* [Work instructions]
Within the data that follows, how many lines carry the string "speed"? Give the number alone.

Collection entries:
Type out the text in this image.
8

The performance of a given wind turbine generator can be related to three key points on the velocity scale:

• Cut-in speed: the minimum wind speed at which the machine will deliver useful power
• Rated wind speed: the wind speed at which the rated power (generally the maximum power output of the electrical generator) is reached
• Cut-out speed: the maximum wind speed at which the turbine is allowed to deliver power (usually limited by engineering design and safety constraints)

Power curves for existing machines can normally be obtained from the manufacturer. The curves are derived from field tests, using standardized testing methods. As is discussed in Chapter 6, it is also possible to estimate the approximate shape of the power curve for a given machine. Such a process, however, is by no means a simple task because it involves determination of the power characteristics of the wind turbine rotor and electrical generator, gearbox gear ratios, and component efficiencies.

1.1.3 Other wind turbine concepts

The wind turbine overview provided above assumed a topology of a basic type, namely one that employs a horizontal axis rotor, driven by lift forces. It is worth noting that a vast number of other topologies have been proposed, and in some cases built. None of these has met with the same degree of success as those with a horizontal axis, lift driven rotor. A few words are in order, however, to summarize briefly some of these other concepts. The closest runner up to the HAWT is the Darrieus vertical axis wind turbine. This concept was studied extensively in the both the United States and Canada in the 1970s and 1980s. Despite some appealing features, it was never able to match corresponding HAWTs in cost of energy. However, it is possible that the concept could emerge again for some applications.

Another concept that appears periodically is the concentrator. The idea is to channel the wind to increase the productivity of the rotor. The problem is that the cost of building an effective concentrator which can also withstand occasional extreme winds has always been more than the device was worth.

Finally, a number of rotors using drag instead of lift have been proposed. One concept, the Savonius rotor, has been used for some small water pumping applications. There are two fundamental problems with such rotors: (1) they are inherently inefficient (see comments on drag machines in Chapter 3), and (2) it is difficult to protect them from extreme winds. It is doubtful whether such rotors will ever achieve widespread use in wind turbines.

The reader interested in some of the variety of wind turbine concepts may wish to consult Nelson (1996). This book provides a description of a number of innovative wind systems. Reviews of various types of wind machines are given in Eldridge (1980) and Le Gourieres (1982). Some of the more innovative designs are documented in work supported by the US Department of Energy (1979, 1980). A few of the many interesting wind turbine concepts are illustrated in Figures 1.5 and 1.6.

* [Answer to the exercise]
3